Dataset records
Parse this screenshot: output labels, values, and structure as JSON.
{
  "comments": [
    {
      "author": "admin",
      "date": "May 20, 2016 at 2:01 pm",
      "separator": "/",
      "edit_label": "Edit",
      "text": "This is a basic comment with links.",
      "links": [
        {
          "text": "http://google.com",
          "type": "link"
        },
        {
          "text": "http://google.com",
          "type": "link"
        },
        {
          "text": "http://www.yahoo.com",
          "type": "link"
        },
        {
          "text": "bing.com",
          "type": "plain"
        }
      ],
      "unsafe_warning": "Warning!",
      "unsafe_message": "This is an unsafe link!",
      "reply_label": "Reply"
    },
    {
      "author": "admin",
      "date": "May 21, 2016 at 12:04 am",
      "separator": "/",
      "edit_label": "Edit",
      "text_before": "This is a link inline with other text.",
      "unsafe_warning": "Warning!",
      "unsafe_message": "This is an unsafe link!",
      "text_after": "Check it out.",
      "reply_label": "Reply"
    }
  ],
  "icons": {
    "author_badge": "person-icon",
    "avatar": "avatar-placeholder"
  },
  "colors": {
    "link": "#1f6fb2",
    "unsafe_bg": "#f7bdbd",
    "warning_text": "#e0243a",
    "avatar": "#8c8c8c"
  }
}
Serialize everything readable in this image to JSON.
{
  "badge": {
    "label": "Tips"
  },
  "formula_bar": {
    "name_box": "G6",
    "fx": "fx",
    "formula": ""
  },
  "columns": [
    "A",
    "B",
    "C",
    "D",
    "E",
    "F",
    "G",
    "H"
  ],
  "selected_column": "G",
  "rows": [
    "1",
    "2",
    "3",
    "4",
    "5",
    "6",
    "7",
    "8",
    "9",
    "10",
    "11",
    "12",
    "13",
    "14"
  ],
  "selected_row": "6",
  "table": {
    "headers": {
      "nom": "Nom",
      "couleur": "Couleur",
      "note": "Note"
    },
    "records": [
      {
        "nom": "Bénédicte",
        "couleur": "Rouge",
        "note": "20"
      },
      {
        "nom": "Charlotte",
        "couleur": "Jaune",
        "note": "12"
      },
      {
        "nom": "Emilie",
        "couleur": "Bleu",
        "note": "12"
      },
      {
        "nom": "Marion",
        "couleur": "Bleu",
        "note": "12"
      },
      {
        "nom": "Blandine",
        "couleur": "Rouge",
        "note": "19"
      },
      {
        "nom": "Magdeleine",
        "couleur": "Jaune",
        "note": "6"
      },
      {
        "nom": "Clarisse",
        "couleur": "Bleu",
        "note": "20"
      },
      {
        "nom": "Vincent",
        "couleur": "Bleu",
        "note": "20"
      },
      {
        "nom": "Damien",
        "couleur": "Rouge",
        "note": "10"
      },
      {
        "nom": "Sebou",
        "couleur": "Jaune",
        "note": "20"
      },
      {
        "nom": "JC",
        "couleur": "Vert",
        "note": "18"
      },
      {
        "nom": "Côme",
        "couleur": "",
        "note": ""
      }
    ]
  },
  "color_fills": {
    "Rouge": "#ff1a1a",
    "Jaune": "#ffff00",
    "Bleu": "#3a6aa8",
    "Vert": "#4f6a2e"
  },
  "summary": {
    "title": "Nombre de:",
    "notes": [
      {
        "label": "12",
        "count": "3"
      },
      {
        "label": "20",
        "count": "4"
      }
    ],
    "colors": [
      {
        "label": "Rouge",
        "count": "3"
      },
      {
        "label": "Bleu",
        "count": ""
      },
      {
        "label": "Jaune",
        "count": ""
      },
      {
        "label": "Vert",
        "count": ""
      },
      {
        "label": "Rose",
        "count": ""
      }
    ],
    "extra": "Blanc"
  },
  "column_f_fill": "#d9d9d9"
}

### PROBLEM TO WORK ON
Your task is to output the full set of records exactly as presented.

### OUTPUT OF THE TASK
Parse this screenshot: output labels, values, and structure as JSON.
{
  "comments": [
    {
      "author": "admin",
      "date": "May 20, 2016 at 2:01 pm",
      "separator": "/",
      "edit_label": "Edit",
      "text": "This is a basic comment with links.",
      "links": [
        {
          "text": "http://google.com",
          "type": "link"
        },
        {
          "text": "http://google.com",
          "type": "link"
        },
        {
          "text": "http://www.yahoo.com",
          "type": "link"
        },
        {
          "text": "bing.com",
          "type": "plain"
        }
      ],
      "unsafe_warning": "Warning!",
      "unsafe_message": "This is an unsafe link!",
      "reply_label": "Reply"
    },
    {
      "author": "admin",
      "date": "May 21, 2016 at 12:04 am",
      "separator": "/",
      "edit_label": "Edit",
      "text_before": "This is a link inline with other text.",
      "unsafe_warning": "Warning!",
      "unsafe_message": "This is an unsafe link!",
      "text_after": "Check it out.",
      "reply_label": "Reply"
    }
  ],
  "icons": {
    "author_badge": "person-icon",
    "avatar": "avatar-placeholder"
  },
  "colors": {
    "link": "#1f6fb2",
    "unsafe_bg": "#f7bdbd",
    "warning_text": "#e0243a",
    "avatar": "#8c8c8c"
  }
}
Serialize everything readable in this image to JSON.
{
  "badge": {
    "label": "Tips"
  },
  "formula_bar": {
    "name_box": "G6",
    "fx": "fx",
    "formula": ""
  },
  "columns": [
    "A",
    "B",
    "C",
    "D",
    "E",
    "F",
    "G",
    "H"
  ],
  "selected_column": "G",
  "rows": [
    "1",
    "2",
    "3",
    "4",
    "5",
    "6",
    "7",
    "8",
    "9",
    "10",
    "11",
    "12",
    "13",
    "14"
  ],
  "selected_row": "6",
  "table": {
    "headers": {
      "nom": "Nom",
      "couleur": "Couleur",
      "note": "Note"
    },
    "records": [
      {
        "nom": "Bénédicte",
        "couleur": "Rouge",
        "note": "20"
      },
      {
        "nom": "Charlotte",
        "couleur": "Jaune",
        "note": "12"
      },
      {
        "nom": "Emilie",
        "couleur": "Bleu",
        "note": "12"
      },
      {
        "nom": "Marion",
        "couleur": "Bleu",
        "note": "12"
      },
      {
        "nom": "Blandine",
        "couleur": "Rouge",
        "note": "19"
      },
      {
        "nom": "Magdeleine",
        "couleur": "Jaune",
        "note": "6"
      },
      {
        "nom": "Clarisse",
        "couleur": "Bleu",
        "note": "20"
      },
      {
        "nom": "Vincent",
        "couleur": "Bleu",
        "note": "20"
      },
      {
        "nom": "Damien",
        "couleur": "Rouge",
        "note": "10"
      },
      {
        "nom": "Sebou",
        "couleur": "Jaune",
        "note": "20"
      },
      {
        "nom": "JC",
        "couleur": "Vert",
        "note": "18"
      },
      {
        "nom": "Côme",
        "couleur": "",
        "note": ""
      }
    ]
  },
  "color_fills": {
    "Rouge": "#ff1a1a",
    "Jaune": "#ffff00",
    "Bleu": "#3a6aa8",
    "Vert": "#4f6a2e"
  },
  "summary": {
    "title": "Nombre de:",
    "notes": [
      {
        "label": "12",
        "count": "3"
      },
      {
        "label": "20",
        "count": "4"
      }
    ],
    "colors": [
      {
        "label": "Rouge",
        "count": "3"
      },
      {
        "label": "Bleu",
        "count": ""
      },
      {
        "label": "Jaune",
        "count": ""
      },
      {
        "label": "Vert",
        "count": ""
      },
      {
        "label": "Rose",
        "count": ""
      }
    ],
    "extra": "Blanc"
  },
  "column_f_fill": "#d9d9d9"
}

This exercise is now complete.